(DESCRIPTION OF THE TASK) Transcribe the material word for word, but without the images.

(THE RECORDS)
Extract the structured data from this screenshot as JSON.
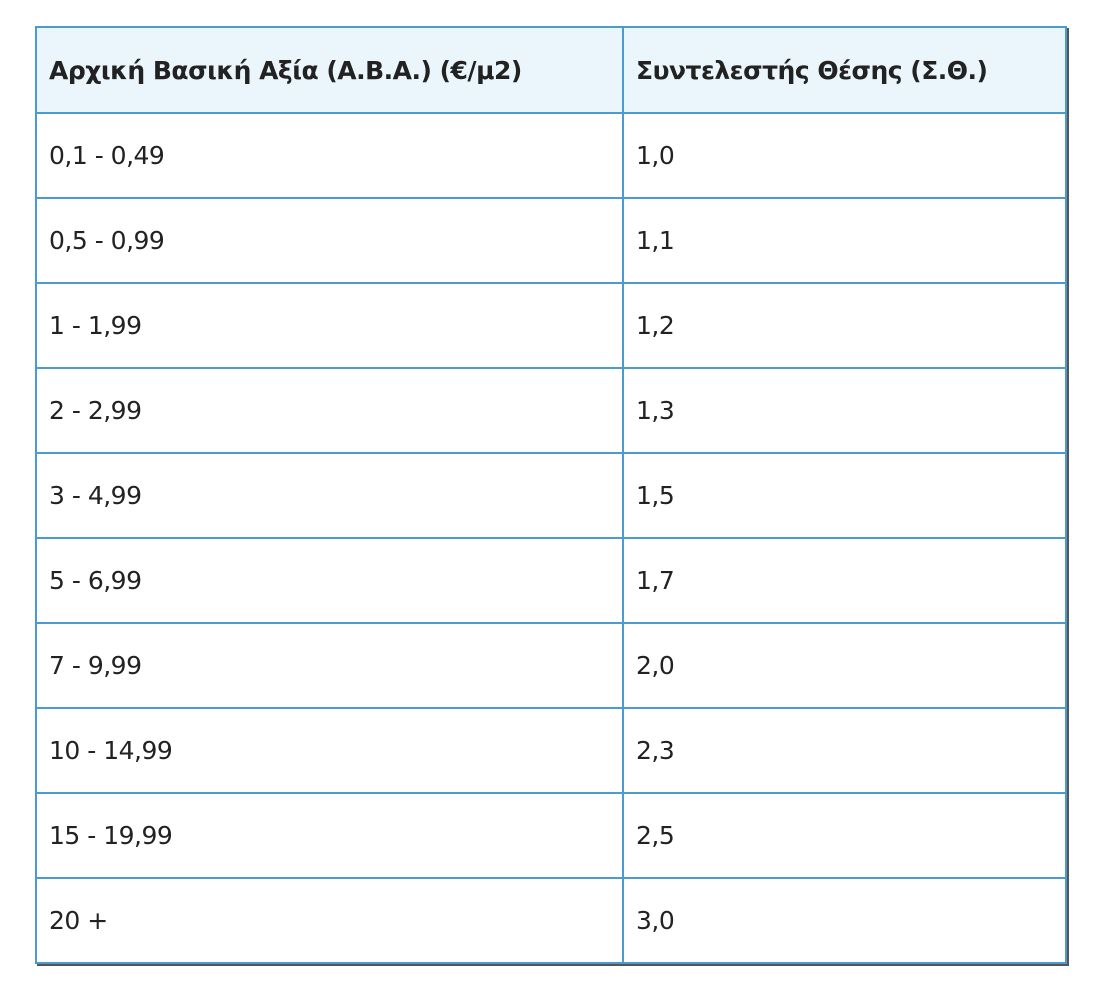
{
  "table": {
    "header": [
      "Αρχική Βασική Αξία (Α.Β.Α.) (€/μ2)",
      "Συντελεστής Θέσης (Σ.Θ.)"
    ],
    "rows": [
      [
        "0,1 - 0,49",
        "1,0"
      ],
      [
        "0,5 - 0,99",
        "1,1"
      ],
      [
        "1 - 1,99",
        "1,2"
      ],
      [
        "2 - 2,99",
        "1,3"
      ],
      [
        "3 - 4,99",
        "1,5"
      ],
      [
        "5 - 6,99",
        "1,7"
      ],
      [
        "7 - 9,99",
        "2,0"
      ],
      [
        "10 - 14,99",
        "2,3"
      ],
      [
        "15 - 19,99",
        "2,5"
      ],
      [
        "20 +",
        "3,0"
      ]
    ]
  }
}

(THE OUTPUT)
Extract the structured data from this screenshot as JSON.
{
  "table": {
    "header": [
      "Αρχική Βασική Αξία (Α.Β.Α.) (€/μ2)",
      "Συντελεστής Θέσης (Σ.Θ.)"
    ],
    "rows": [
      [
        "0,1 - 0,49",
        "1,0"
      ],
      [
        "0,5 - 0,99",
        "1,1"
      ],
      [
        "1 - 1,99",
        "1,2"
      ],
      [
        "2 - 2,99",
        "1,3"
      ],
      [
        "3 - 4,99",
        "1,5"
      ],
      [
        "5 - 6,99",
        "1,7"
      ],
      [
        "7 - 9,99",
        "2,0"
      ],
      [
        "10 - 14,99",
        "2,3"
      ],
      [
        "15 - 19,99",
        "2,5"
      ],
      [
        "20 +",
        "3,0"
      ]
    ]
  }
}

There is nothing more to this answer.